• _What is asked_
a - According to the special issue description, the aim is to open discussion across which disciplines?
b - Reproduce the special issue description verbatim from "Special Issue Information" to "and (optical) metrology.".

• _Selection_
+-------+

Special Issue Information

Dear Colleagues,

Advancements in surface processing lead to novel and interesting problems in the research and development of processes accompanying metrology. In a variety of fields, such as novel sensing approaches, intelligent data-processing techniques, and model-based manufacturing schemes, progress in research drives novel applications in industry. Large achievements are to be expected by leveraging the potential of the combined, closed-loop operation of surface processing and (optical) metrology.

The aim of this Special Issue is to open discussion and technical routes for further developments in this topic across the disciplines of physicists, laser engineers, data-processing experts, and system theorists. Submissions can demonstrate novel metrology and sensing techniques for surface analysis, develop and evaluate novel data analysis approaches to enhance metrology or allow gains by sensor fusion, and be research on model-based, generalized surface processing approaches.

+-------+

• _Provided material_

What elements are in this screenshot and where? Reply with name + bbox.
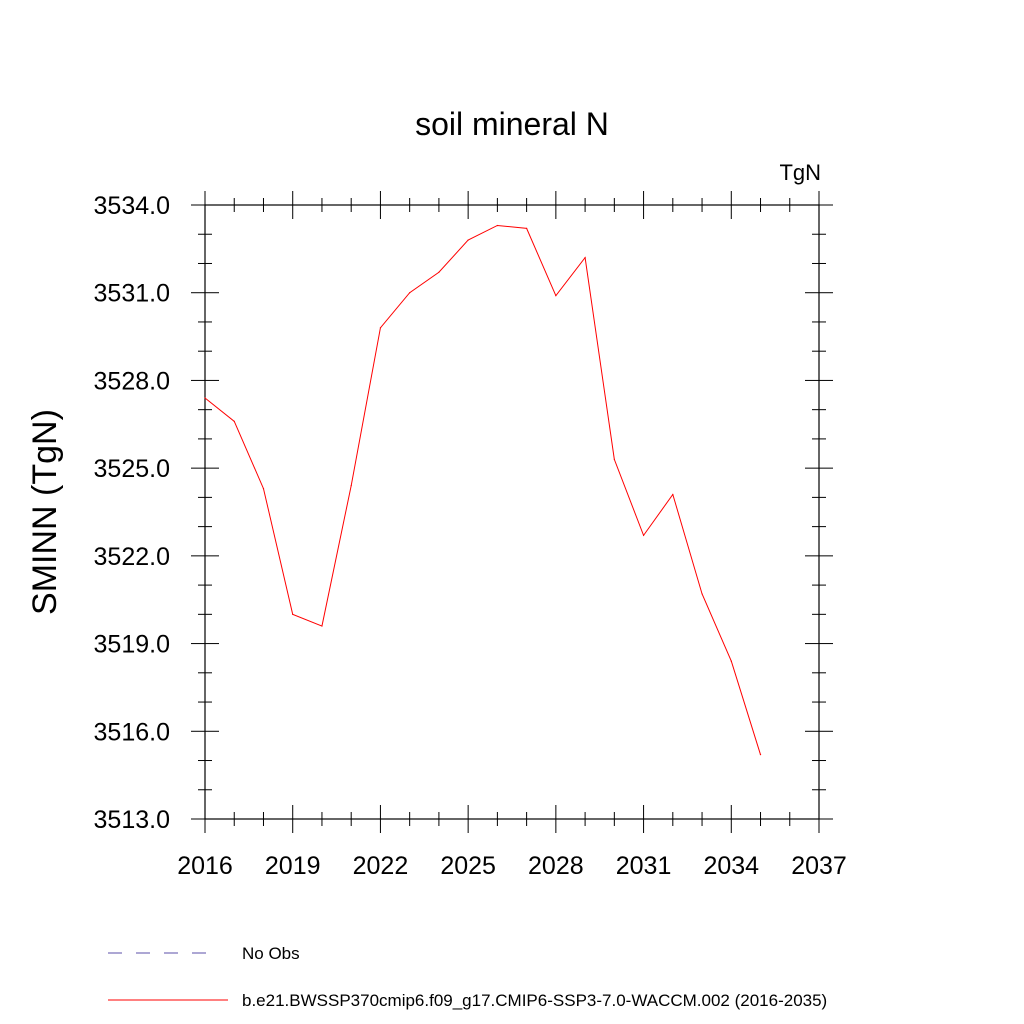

+-------+

• _Answers to the exercises_
a - Physicists, laser engineers, data-processing experts, and system theorists.

b -
Special Issue Information

Dear Colleagues,

Advancements in surface processing lead to novel and interesting problems in the research and development of processes accompanying metrology. In a variety of fields, such as novel sensing approaches, intelligent data-processing techniques, and model-based manufacturing schemes, progress in research drives novel applications in industry. Large achievements are to be expected by leveraging the potential of the combined, closed-loop operation of surface processing and (optical) metrology.